Short exercise = Say how many lines contain the word "ffffff" and give no other text.

Information shown =
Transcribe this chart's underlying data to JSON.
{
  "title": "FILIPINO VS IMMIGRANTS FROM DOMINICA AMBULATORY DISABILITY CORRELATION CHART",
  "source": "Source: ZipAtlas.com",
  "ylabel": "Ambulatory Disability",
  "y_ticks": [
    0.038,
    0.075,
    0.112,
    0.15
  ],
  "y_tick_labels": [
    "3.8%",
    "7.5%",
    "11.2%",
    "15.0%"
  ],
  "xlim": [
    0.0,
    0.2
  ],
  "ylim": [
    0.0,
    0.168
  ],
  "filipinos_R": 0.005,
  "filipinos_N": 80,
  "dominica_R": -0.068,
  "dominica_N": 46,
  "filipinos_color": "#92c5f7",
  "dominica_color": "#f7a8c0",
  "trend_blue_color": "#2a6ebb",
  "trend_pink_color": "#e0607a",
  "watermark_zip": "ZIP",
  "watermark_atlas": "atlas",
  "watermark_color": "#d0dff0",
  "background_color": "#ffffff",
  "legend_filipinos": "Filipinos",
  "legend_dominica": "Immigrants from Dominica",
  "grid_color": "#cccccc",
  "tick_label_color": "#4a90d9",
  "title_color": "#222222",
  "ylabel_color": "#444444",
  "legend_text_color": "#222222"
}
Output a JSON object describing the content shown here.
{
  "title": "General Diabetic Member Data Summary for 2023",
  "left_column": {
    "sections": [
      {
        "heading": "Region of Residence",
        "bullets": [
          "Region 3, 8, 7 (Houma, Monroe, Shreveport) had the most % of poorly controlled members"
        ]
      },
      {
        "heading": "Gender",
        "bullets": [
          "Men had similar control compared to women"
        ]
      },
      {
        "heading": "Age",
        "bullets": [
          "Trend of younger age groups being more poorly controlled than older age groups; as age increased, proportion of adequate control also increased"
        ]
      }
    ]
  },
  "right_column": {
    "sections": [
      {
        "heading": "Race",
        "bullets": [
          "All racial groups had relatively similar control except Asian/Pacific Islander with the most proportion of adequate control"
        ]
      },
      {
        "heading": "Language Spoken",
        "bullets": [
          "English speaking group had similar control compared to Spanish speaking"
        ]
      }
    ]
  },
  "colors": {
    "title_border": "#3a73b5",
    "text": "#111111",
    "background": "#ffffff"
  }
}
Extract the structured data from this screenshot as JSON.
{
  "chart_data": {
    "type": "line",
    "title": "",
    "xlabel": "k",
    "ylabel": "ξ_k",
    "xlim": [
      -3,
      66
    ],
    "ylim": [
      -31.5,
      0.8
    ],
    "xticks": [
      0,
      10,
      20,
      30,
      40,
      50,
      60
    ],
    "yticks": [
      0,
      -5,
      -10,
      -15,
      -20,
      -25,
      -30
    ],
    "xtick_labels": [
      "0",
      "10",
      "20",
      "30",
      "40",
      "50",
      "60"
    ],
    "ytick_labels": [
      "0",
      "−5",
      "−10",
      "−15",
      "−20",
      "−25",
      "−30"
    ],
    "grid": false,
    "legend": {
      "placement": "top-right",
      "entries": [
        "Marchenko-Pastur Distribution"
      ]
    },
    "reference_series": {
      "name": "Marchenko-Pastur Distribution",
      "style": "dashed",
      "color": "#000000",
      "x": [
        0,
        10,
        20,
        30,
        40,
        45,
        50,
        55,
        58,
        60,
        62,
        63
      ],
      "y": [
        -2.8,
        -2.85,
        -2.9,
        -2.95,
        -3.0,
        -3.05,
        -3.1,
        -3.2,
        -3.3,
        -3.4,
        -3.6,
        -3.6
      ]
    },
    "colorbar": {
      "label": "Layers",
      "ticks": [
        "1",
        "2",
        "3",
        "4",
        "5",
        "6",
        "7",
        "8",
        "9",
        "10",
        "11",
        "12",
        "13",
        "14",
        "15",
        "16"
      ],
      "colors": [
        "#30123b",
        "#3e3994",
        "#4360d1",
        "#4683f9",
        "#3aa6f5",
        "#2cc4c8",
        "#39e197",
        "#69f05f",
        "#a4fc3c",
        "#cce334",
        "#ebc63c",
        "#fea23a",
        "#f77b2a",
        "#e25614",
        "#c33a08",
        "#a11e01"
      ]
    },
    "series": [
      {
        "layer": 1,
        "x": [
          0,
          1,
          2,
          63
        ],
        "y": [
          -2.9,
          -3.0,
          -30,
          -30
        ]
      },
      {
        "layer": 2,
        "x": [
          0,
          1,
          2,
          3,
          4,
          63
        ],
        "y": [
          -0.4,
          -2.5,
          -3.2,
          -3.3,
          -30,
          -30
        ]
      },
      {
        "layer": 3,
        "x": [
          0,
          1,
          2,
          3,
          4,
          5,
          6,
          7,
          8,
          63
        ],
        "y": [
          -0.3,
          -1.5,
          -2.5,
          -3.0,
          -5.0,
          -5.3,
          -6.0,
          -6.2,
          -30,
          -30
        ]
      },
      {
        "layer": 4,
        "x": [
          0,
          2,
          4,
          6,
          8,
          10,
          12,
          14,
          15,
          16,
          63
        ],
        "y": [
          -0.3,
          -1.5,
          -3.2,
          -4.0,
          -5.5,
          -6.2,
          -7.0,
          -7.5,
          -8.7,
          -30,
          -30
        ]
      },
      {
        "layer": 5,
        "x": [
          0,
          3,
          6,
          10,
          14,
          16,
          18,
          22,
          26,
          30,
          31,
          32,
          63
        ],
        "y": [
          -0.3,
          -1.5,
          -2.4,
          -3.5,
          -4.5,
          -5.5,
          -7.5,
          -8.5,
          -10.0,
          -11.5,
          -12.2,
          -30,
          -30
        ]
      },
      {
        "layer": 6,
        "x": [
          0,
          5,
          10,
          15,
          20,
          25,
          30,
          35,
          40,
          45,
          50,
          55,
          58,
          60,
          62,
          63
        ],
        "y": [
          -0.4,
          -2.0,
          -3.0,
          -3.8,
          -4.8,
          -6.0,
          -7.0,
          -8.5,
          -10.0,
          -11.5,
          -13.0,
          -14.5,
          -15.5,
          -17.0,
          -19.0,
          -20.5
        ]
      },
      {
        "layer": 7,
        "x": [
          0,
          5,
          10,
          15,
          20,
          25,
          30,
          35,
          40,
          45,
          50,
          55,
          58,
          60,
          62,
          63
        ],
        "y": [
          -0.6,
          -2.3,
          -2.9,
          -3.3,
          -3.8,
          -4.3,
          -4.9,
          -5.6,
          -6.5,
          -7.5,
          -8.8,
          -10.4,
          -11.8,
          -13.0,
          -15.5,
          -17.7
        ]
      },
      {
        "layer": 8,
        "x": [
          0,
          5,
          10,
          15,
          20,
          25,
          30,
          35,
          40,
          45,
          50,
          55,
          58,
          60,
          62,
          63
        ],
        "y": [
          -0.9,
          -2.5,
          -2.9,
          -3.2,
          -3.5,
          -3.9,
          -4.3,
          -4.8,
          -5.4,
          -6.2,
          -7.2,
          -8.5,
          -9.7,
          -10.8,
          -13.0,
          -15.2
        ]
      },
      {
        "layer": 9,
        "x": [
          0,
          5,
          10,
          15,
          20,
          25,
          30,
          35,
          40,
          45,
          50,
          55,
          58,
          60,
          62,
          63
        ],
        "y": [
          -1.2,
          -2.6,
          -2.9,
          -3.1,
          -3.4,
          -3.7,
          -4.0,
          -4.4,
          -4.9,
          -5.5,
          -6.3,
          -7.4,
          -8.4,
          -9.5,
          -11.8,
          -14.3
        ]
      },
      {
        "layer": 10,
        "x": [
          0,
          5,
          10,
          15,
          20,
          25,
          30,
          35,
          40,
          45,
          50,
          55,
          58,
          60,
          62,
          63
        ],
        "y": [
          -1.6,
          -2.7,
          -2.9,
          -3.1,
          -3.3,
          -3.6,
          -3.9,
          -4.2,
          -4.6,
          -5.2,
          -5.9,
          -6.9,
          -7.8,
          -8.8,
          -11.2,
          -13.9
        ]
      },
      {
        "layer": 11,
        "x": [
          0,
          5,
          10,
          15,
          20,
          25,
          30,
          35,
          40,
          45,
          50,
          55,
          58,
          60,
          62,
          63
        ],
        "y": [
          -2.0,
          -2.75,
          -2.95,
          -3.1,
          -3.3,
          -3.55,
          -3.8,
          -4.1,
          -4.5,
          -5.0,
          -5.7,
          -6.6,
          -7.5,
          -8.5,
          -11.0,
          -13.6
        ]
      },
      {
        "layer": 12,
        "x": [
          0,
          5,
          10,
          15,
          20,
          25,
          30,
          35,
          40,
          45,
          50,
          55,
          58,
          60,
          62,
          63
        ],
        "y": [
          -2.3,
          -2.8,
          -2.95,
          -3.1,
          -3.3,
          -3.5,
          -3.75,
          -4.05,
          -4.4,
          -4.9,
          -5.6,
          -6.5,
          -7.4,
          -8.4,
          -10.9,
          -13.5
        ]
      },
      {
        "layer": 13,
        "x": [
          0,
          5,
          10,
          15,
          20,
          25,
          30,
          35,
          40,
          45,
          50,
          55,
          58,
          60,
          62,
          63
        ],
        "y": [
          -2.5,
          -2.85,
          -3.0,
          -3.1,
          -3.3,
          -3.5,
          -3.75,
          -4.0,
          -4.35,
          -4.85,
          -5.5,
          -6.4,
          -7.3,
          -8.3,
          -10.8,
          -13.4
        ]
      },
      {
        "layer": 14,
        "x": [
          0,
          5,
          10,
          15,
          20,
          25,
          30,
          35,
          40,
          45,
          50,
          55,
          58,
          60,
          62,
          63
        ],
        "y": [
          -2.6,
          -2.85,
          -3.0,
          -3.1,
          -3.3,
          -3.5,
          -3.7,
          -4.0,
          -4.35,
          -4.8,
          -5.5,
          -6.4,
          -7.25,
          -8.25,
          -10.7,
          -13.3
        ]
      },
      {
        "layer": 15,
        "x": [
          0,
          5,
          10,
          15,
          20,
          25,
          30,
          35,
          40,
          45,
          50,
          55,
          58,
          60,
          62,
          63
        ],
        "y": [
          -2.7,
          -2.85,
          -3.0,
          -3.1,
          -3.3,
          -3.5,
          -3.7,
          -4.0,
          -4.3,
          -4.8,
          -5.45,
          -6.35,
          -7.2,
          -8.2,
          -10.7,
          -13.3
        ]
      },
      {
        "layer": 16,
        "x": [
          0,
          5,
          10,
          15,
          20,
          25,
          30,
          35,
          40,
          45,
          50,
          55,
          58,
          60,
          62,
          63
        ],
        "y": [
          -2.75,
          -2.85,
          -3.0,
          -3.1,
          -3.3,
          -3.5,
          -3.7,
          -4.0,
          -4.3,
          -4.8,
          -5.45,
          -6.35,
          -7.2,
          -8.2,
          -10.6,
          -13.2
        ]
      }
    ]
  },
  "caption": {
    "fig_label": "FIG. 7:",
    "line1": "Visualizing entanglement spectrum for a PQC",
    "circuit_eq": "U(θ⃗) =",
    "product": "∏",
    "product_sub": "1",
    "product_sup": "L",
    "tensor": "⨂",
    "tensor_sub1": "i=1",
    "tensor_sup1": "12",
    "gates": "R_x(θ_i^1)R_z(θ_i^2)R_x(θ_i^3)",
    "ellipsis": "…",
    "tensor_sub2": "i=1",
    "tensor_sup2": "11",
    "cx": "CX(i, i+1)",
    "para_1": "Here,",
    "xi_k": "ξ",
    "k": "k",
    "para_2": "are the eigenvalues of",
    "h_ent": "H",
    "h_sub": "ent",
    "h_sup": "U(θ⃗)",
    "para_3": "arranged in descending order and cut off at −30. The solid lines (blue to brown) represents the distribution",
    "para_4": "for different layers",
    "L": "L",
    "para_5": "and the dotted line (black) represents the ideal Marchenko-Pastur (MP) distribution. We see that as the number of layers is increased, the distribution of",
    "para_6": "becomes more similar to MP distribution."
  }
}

Task solution = 2